[Start]

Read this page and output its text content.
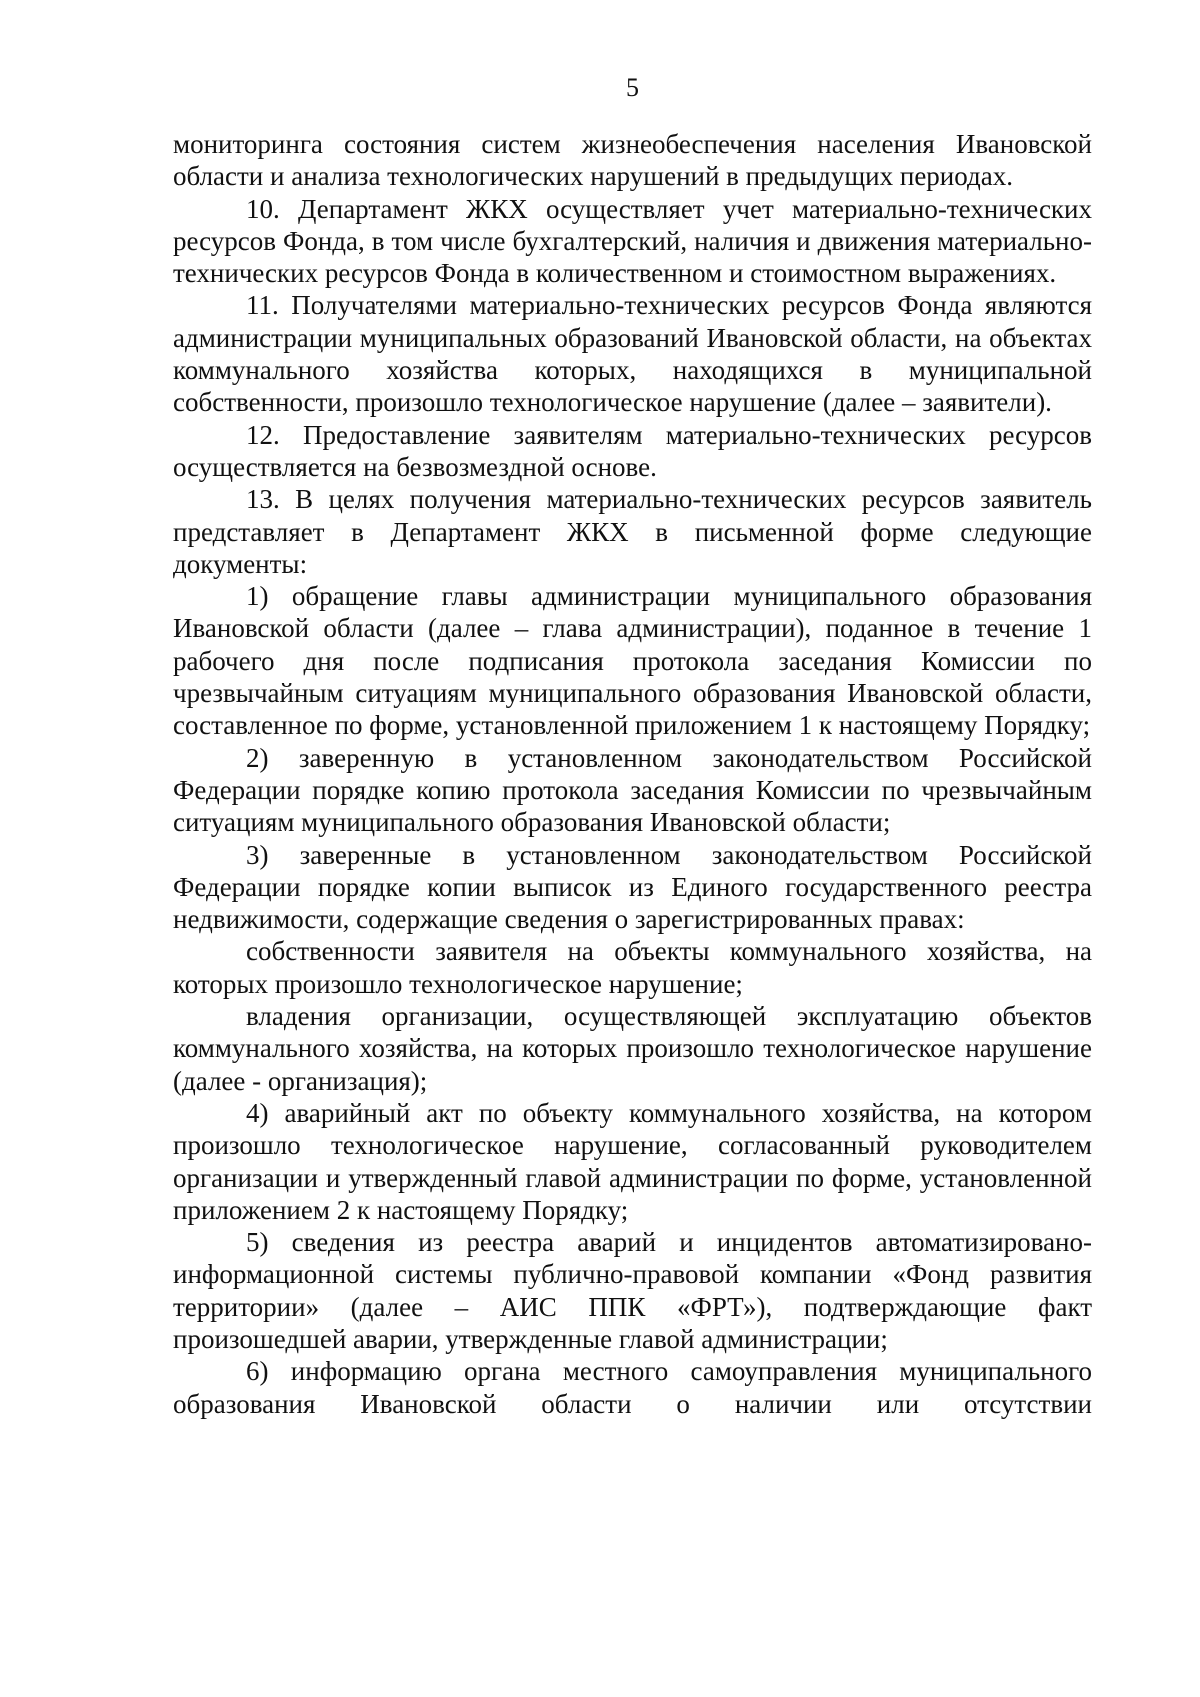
5

мониторинга состояния систем жизнеобеспечения населения Ивановской области и анализа технологических нарушений в предыдущих периодах.

10. Департамент ЖКХ осуществляет учет материально-технических ресурсов Фонда, в том числе бухгалтерский, наличия и движения материально-технических ресурсов Фонда в количественном и стоимостном выражениях.

11. Получателями материально-технических ресурсов Фонда являются администрации муниципальных образований Ивановской области, на объектах коммунального хозяйства которых, находящихся в муниципальной собственности, произошло технологическое нарушение (далее – заявители).

12. Предоставление заявителям материально-технических ресурсов осуществляется на безвозмездной основе.

13. В целях получения материально-технических ресурсов заявитель представляет в Департамент ЖКХ в письменной форме следующие документы:

1) обращение главы администрации муниципального образования Ивановской области (далее – глава администрации), поданное в течение 1 рабочего дня после подписания протокола заседания Комиссии по чрезвычайным ситуациям муниципального образования Ивановской области, составленное по форме, установленной приложением 1 к настоящему Порядку;

2) заверенную в установленном законодательством Российской Федерации порядке копию протокола заседания Комиссии по чрезвычайным ситуациям муниципального образования Ивановской области;

3) заверенные в установленном законодательством Российской Федерации порядке копии выписок из Единого государственного реестра недвижимости, содержащие сведения о зарегистрированных правах:

собственности заявителя на объекты коммунального хозяйства, на которых произошло технологическое нарушение;

владения организации, осуществляющей эксплуатацию объектов коммунального хозяйства, на которых произошло технологическое нарушение (далее - организация);

4) аварийный акт по объекту коммунального хозяйства, на котором произошло технологическое нарушение, согласованный руководителем организации и утвержденный главой администрации по форме, установленной приложением 2 к настоящему Порядку;

5) сведения из реестра аварий и инцидентов автоматизировано-информационной системы публично-правовой компании «Фонд развития территории» (далее – АИС ППК «ФРТ»), подтверждающие факт произошедшей аварии, утвержденные главой администрации;

6) информацию органа местного самоуправления муниципального образования Ивановской области о наличии или отсутствии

[End]

Requirement: Drop the pictures and reproduce the rest of the entries above exactly.

Final answer:
Read this page and output its text content.
5

мониторинга состояния систем жизнеобеспечения населения Ивановской области и анализа технологических нарушений в предыдущих периодах.

10. Департамент ЖКХ осуществляет учет материально-технических ресурсов Фонда, в том числе бухгалтерский, наличия и движения материально-технических ресурсов Фонда в количественном и стоимостном выражениях.

11. Получателями материально-технических ресурсов Фонда являются администрации муниципальных образований Ивановской области, на объектах коммунального хозяйства которых, находящихся в муниципальной собственности, произошло технологическое нарушение (далее – заявители).

12. Предоставление заявителям материально-технических ресурсов осуществляется на безвозмездной основе.

13. В целях получения материально-технических ресурсов заявитель представляет в Департамент ЖКХ в письменной форме следующие документы:

1) обращение главы администрации муниципального образования Ивановской области (далее – глава администрации), поданное в течение 1 рабочего дня после подписания протокола заседания Комиссии по чрезвычайным ситуациям муниципального образования Ивановской области, составленное по форме, установленной приложением 1 к настоящему Порядку;

2) заверенную в установленном законодательством Российской Федерации порядке копию протокола заседания Комиссии по чрезвычайным ситуациям муниципального образования Ивановской области;

3) заверенные в установленном законодательством Российской Федерации порядке копии выписок из Единого государственного реестра недвижимости, содержащие сведения о зарегистрированных правах:

собственности заявителя на объекты коммунального хозяйства, на которых произошло технологическое нарушение;

владения организации, осуществляющей эксплуатацию объектов коммунального хозяйства, на которых произошло технологическое нарушение (далее - организация);

4) аварийный акт по объекту коммунального хозяйства, на котором произошло технологическое нарушение, согласованный руководителем организации и утвержденный главой администрации по форме, установленной приложением 2 к настоящему Порядку;

5) сведения из реестра аварий и инцидентов автоматизировано-информационной системы публично-правовой компании «Фонд развития территории» (далее – АИС ППК «ФРТ»), подтверждающие факт произошедшей аварии, утвержденные главой администрации;

6) информацию органа местного самоуправления муниципального образования Ивановской области о наличии или отсутствии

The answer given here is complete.